**EXERCISE**
Word for word, restate every line of the material.
** START OF AVAILABLE RECORDS **
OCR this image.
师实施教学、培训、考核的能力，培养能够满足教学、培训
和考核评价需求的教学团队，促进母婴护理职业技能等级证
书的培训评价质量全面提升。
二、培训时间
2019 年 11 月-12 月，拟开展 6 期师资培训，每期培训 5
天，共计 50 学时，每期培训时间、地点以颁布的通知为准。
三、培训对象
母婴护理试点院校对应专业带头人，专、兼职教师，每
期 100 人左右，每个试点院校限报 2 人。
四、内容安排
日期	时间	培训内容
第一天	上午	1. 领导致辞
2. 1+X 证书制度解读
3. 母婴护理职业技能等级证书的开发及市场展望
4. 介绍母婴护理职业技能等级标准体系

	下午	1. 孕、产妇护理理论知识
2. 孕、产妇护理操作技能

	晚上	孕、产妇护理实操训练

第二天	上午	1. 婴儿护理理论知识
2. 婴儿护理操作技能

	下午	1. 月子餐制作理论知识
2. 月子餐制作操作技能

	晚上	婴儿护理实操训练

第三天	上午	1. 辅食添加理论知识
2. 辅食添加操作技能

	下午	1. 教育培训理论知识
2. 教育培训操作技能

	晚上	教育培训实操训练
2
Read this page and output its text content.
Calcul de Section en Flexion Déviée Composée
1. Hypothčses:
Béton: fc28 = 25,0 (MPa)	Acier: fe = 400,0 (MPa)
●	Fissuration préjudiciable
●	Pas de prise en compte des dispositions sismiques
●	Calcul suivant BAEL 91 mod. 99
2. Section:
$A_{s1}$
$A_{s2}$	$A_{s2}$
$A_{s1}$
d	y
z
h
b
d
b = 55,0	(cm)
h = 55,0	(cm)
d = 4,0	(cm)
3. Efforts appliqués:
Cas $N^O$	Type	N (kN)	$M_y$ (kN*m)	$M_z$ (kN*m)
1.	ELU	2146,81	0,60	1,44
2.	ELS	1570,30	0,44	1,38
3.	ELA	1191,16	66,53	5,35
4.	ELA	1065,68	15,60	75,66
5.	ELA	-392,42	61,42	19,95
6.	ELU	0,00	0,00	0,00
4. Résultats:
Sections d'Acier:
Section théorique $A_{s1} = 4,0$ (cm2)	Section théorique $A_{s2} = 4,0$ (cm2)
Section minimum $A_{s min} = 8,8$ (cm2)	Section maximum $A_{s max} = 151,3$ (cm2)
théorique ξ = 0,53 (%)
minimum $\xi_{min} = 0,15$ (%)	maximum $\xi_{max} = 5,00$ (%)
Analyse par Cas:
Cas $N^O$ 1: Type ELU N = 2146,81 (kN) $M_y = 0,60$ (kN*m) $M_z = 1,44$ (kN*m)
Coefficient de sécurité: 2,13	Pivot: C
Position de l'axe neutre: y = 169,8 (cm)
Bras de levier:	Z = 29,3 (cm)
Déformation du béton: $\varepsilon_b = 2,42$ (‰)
** END OF AVAILABLE RECORDS **
**ANSWER**
OCR this image.
师实施教学、培训、考核的能力，培养能够满足教学、培训
和考核评价需求的教学团队，促进母婴护理职业技能等级证
书的培训评价质量全面提升。
二、培训时间
2019 年 11 月-12 月，拟开展 6 期师资培训，每期培训 5
天，共计 50 学时，每期培训时间、地点以颁布的通知为准。
三、培训对象
母婴护理试点院校对应专业带头人，专、兼职教师，每
期 100 人左右，每个试点院校限报 2 人。
四、内容安排
日期	时间	培训内容
第一天	上午	1. 领导致辞
2. 1+X 证书制度解读
3. 母婴护理职业技能等级证书的开发及市场展望
4. 介绍母婴护理职业技能等级标准体系

	下午	1. 孕、产妇护理理论知识
2. 孕、产妇护理操作技能

	晚上	孕、产妇护理实操训练

第二天	上午	1. 婴儿护理理论知识
2. 婴儿护理操作技能

	下午	1. 月子餐制作理论知识
2. 月子餐制作操作技能

	晚上	婴儿护理实操训练

第三天	上午	1. 辅食添加理论知识
2. 辅食添加操作技能

	下午	1. 教育培训理论知识
2. 教育培训操作技能

	晚上	教育培训实操训练
2
Read this page and output its text content.
Calcul de Section en Flexion Déviée Composée
1. Hypothčses:
Béton: fc28 = 25,0 (MPa)	Acier: fe = 400,0 (MPa)
●	Fissuration préjudiciable
●	Pas de prise en compte des dispositions sismiques
●	Calcul suivant BAEL 91 mod. 99
2. Section:
$A_{s1}$
$A_{s2}$	$A_{s2}$
$A_{s1}$
d	y
z
h
b
d
b = 55,0	(cm)
h = 55,0	(cm)
d = 4,0	(cm)
3. Efforts appliqués:
Cas $N^O$	Type	N (kN)	$M_y$ (kN*m)	$M_z$ (kN*m)
1.	ELU	2146,81	0,60	1,44
2.	ELS	1570,30	0,44	1,38
3.	ELA	1191,16	66,53	5,35
4.	ELA	1065,68	15,60	75,66
5.	ELA	-392,42	61,42	19,95
6.	ELU	0,00	0,00	0,00
4. Résultats:
Sections d'Acier:
Section théorique $A_{s1} = 4,0$ (cm2)	Section théorique $A_{s2} = 4,0$ (cm2)
Section minimum $A_{s min} = 8,8$ (cm2)	Section maximum $A_{s max} = 151,3$ (cm2)
théorique ξ = 0,53 (%)
minimum $\xi_{min} = 0,15$ (%)	maximum $\xi_{max} = 5,00$ (%)
Analyse par Cas:
Cas $N^O$ 1: Type ELU N = 2146,81 (kN) $M_y = 0,60$ (kN*m) $M_z = 1,44$ (kN*m)
Coefficient de sécurité: 2,13	Pivot: C
Position de l'axe neutre: y = 169,8 (cm)
Bras de levier:	Z = 29,3 (cm)
Déformation du béton: $\varepsilon_b = 2,42$ (‰)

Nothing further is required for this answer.